◆ Excerpt
--- START ---

- Original language: English
- Written by: Marianne Chambers
- Genre: Comedy
- Setting: England, Present day

Premiere
- Date: 10 December 1805
- Place: Theatre Royal, Drury Lane, London

= The School for Friends =

1805 play

The School for Friends is an 1805 comedy play by the British writer Marianne Chambers. It premiered at the Theatre Royal, Drury Lane in London on 10 December 1805. The Drury Lane cast featured Robert William Elliston as Lord Belmour, Richard Wroughton as Sir Felix Mordant, William Barrymore as Sir Edward Epworth, William Dowton as Mr. Hardy, Charles Mathews as Matthew Daw, Walter Maddocks as Landlord, Jane Pope as Lady Courtland, Dorothea Jordan as Mrs. Hamilton, Harriet Siddons as Miss Emily, Harriet Mellon as Lucy and Charlotte Tidswell as Sarah. The prologue was written by James Kenney. It appeared for 25 performances on its initial run.

--- END ---

◆ Task 1
Answer these questions from the text on The School for Friends:
(a) What setting does the play have?
(b) Which actress played Lucy in the Drury Lane cast?
(c) How many performances did the play have on its initial run?
◆ Task 2
Continue the text on The School for Friends from the end of its last sentence.
The records have nothing to do with the text on The School for Friends.

◆ Structured page parsing data
--- START ---

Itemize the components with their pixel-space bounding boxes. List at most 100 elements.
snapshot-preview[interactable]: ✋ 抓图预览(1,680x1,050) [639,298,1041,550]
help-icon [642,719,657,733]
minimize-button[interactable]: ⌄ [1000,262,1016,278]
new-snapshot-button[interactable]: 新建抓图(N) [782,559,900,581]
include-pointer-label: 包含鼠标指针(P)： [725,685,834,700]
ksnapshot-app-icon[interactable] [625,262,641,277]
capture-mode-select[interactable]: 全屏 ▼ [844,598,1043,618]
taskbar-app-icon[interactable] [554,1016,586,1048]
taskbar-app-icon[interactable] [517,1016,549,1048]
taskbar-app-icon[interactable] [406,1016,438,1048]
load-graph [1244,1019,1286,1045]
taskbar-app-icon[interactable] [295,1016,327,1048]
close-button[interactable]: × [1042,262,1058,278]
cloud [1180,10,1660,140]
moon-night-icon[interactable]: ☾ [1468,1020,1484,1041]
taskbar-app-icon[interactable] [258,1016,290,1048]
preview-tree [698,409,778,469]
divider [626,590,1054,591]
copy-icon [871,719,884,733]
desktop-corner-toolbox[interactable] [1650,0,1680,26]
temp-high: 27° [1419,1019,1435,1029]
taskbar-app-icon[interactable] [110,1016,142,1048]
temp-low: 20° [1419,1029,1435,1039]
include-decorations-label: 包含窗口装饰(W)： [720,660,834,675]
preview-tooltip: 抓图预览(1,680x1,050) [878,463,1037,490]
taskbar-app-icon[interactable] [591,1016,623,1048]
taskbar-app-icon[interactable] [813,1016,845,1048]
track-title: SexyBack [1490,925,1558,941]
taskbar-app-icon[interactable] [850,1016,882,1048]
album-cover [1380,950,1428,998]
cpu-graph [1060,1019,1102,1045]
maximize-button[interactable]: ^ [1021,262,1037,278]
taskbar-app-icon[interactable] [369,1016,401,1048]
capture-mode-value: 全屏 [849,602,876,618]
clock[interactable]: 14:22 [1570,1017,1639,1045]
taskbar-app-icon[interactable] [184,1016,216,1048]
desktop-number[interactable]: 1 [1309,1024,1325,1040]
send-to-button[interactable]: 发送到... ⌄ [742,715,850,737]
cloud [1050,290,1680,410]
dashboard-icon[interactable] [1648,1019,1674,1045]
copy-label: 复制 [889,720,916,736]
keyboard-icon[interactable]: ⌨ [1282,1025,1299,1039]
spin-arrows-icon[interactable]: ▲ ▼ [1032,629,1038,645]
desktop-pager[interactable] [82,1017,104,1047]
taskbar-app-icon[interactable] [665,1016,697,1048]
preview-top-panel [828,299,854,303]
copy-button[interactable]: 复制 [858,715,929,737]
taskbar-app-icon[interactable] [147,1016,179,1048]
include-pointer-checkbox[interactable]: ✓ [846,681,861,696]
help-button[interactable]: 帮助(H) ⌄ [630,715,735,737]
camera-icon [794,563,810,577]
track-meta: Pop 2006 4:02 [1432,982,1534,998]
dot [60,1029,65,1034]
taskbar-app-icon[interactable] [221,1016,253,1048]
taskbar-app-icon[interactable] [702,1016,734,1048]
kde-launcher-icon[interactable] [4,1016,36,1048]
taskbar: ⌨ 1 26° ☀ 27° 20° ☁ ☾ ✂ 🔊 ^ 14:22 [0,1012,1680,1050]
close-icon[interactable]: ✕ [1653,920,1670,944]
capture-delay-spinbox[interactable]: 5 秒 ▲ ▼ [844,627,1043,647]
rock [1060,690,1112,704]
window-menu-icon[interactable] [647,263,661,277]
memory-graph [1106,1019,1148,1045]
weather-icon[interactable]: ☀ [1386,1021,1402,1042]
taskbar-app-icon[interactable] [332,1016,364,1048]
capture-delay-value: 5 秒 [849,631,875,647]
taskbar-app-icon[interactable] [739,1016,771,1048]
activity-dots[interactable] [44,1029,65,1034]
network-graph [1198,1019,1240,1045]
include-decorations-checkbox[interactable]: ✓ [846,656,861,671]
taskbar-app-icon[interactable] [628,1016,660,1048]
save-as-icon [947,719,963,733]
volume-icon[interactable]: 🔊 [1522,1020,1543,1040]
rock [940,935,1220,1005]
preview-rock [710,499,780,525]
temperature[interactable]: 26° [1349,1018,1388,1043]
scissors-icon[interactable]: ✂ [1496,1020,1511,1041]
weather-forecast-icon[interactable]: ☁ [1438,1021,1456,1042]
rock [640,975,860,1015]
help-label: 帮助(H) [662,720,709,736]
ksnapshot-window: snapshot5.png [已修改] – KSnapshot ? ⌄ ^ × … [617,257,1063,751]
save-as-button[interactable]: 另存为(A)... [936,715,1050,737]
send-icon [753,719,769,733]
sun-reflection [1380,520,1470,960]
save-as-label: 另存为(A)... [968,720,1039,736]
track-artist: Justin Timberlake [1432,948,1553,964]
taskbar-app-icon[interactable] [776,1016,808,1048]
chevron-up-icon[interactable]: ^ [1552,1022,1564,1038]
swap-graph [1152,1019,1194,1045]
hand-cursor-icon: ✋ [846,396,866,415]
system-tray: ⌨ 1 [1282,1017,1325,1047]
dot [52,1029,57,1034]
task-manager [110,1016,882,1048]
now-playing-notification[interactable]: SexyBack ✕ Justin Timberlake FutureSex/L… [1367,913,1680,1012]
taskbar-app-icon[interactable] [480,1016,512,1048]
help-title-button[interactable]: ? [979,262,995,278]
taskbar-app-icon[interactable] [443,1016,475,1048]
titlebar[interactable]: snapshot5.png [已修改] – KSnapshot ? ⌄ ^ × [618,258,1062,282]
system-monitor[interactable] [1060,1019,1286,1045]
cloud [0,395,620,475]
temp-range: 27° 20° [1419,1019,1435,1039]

--- END ---

◆ Output 1
(a) England, present day
(b) Harriet Mellon
(c) 25

◆ Output 2
==Bibliography==
- Genest, John. Some Account of the English Stage: From the Restoration in 1660 to 1830, Volume 8. H.E. Carrington, 1832.
- Greene, John C. Theatre in Dublin, 1745-1820: A Calendar of Performances, Volume 7. Lexington Books, 2011.
- Nicoll, Allardyce. A History of Early Nineteenth Century Drama 1800-1850. Cambridge University Press, 1930.
- Tomalin, Claire . Mrs Jordan's Profession: The Story of a Great Actress and a Future King. Penguin, 2003.